[Stored items]
==================================================

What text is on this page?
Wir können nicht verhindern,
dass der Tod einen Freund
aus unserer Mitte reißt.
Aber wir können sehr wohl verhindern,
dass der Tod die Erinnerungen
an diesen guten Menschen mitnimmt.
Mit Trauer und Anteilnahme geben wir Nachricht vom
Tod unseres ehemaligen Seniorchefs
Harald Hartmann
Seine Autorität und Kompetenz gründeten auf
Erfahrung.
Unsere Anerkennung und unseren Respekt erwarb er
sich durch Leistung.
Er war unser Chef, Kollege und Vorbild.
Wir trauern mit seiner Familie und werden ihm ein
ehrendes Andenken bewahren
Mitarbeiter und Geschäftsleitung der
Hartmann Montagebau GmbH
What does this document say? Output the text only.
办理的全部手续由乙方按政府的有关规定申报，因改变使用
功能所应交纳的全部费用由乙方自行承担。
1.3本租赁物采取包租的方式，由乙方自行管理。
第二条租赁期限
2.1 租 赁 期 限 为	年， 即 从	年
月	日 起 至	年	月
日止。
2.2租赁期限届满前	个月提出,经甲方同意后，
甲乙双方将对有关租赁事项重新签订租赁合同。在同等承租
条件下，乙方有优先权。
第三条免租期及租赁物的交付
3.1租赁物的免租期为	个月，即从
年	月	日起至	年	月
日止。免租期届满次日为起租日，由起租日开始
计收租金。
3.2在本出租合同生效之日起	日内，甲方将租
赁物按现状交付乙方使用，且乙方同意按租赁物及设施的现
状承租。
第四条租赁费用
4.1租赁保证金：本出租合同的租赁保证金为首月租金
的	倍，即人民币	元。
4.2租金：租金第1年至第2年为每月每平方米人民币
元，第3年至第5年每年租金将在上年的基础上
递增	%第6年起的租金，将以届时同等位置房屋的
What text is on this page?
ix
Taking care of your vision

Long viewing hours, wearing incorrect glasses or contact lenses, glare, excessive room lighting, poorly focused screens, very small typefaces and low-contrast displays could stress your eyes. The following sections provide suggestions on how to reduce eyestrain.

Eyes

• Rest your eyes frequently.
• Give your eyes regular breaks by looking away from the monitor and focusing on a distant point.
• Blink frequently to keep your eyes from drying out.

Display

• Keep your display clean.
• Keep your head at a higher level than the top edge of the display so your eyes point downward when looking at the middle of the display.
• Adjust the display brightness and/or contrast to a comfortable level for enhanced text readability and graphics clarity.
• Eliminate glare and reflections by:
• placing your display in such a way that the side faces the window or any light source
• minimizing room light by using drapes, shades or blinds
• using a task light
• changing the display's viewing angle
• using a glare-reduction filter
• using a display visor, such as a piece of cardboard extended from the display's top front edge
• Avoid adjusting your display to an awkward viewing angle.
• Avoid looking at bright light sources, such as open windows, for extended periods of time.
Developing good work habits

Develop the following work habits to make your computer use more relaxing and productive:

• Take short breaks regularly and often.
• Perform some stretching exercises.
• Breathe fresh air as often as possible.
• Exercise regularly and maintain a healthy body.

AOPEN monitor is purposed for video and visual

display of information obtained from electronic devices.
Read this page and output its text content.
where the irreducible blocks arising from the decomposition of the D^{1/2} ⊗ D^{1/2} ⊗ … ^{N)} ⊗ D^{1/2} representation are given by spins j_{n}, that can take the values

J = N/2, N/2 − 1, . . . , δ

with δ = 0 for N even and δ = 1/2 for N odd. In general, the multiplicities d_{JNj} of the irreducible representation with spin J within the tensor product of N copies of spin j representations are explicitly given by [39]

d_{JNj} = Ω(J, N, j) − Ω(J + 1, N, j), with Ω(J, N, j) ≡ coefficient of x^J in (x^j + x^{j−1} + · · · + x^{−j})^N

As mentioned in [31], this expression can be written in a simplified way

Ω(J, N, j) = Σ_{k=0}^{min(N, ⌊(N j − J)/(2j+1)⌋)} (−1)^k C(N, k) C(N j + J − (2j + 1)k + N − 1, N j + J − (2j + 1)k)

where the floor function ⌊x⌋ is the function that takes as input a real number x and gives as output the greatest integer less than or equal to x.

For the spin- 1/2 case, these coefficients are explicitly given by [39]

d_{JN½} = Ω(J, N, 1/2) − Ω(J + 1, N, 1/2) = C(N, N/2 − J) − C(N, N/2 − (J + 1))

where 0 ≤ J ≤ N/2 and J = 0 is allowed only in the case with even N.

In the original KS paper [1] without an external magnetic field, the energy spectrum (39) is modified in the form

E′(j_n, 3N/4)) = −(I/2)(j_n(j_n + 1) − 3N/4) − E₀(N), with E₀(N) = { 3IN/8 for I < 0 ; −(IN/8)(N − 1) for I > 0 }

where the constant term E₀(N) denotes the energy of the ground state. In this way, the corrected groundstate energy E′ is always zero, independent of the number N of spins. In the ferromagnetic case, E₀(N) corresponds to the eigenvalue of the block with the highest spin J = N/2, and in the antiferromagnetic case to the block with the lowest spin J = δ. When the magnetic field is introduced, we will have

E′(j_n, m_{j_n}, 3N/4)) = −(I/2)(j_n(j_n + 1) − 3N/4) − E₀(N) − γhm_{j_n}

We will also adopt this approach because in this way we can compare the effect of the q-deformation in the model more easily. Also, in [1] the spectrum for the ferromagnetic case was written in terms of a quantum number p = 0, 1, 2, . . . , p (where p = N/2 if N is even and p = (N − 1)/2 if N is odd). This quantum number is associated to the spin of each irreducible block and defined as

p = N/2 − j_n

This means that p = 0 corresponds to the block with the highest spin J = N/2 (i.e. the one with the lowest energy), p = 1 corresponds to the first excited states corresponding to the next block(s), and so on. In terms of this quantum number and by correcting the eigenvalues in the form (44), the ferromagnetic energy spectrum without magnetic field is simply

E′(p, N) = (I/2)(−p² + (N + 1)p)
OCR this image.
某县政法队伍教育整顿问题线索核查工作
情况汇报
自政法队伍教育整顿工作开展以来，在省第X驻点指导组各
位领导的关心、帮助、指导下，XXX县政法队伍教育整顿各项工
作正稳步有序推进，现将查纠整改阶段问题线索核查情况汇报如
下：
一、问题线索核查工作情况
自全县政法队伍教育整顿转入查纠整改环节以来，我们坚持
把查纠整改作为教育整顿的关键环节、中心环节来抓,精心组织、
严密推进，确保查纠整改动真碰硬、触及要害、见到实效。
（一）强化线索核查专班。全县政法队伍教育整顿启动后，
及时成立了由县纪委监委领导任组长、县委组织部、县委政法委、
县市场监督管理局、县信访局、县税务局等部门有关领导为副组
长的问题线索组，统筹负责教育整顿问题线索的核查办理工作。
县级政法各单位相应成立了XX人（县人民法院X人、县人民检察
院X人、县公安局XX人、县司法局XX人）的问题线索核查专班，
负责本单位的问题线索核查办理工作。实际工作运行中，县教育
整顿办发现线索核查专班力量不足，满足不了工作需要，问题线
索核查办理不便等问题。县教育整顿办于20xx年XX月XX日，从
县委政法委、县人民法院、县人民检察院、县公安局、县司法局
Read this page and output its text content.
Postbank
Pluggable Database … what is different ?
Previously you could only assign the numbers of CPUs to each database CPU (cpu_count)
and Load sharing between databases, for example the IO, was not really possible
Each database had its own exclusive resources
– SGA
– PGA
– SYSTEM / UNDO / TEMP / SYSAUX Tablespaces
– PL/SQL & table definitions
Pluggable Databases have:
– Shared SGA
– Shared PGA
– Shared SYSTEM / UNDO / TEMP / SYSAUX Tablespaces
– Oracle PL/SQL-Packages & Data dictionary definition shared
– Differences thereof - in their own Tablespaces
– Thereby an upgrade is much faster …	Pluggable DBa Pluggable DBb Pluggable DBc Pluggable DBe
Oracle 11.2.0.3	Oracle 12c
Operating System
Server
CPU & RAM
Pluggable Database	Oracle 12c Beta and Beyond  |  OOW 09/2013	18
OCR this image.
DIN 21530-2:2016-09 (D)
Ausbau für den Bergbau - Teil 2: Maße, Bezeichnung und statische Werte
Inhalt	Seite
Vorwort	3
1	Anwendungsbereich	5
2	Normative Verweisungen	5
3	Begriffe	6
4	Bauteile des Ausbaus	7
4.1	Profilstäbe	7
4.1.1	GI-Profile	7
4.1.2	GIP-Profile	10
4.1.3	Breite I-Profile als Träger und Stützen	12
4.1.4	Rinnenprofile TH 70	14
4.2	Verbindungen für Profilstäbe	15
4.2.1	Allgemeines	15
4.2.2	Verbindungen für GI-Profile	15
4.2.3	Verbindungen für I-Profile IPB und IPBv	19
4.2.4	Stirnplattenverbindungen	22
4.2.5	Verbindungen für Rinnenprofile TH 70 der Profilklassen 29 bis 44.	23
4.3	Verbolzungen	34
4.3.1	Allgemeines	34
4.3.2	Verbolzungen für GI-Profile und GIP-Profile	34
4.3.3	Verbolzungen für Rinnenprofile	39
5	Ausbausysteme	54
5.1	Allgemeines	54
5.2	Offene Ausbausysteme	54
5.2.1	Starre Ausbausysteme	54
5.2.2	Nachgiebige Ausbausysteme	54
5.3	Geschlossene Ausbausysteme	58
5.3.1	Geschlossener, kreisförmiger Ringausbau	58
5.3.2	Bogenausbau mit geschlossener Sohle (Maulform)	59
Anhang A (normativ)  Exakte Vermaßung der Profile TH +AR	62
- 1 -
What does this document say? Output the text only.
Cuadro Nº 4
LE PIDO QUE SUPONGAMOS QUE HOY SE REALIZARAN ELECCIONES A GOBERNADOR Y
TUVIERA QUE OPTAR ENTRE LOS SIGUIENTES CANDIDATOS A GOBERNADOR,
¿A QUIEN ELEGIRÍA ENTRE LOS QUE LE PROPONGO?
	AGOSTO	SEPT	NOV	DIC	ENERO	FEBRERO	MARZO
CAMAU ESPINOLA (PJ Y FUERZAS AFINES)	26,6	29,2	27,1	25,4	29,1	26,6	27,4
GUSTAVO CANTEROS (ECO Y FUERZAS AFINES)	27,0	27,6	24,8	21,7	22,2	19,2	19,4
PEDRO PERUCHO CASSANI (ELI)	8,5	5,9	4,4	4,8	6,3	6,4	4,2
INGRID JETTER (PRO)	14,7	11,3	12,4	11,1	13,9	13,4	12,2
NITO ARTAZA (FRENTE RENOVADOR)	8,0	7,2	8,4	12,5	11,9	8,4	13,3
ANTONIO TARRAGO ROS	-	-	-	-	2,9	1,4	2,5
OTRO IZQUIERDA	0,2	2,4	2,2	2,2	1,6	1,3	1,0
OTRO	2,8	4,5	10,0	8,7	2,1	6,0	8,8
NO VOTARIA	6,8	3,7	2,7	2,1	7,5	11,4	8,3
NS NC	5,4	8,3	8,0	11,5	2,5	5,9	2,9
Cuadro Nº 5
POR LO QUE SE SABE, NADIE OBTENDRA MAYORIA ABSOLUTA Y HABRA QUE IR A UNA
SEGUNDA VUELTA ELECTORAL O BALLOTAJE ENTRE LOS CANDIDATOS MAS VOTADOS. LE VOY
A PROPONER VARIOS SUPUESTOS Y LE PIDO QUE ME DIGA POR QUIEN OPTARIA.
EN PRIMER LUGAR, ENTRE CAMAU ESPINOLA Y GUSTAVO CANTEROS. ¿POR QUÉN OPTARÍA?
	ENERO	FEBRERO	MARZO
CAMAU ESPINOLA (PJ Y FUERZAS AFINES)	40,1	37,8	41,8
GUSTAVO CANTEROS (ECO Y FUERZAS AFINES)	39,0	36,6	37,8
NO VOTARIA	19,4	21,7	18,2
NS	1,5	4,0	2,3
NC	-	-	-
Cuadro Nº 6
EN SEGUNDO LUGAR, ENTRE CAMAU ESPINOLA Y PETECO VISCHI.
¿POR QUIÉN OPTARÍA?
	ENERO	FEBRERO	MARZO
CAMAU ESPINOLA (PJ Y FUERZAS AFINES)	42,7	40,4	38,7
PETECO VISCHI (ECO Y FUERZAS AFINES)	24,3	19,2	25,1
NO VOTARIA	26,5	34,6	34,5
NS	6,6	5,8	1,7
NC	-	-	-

==================================================

[Goal]: Among the lines of the data, identify those with the word "Rinnenprofile". Copy each of them.

[Finished task]:
4.1.4	Rinnenprofile TH 70	14
4.2.5	Verbindungen für Rinnenprofile TH 70 der Profilklassen 29 bis 44.	23
4.3.3	Verbolzungen für Rinnenprofile	39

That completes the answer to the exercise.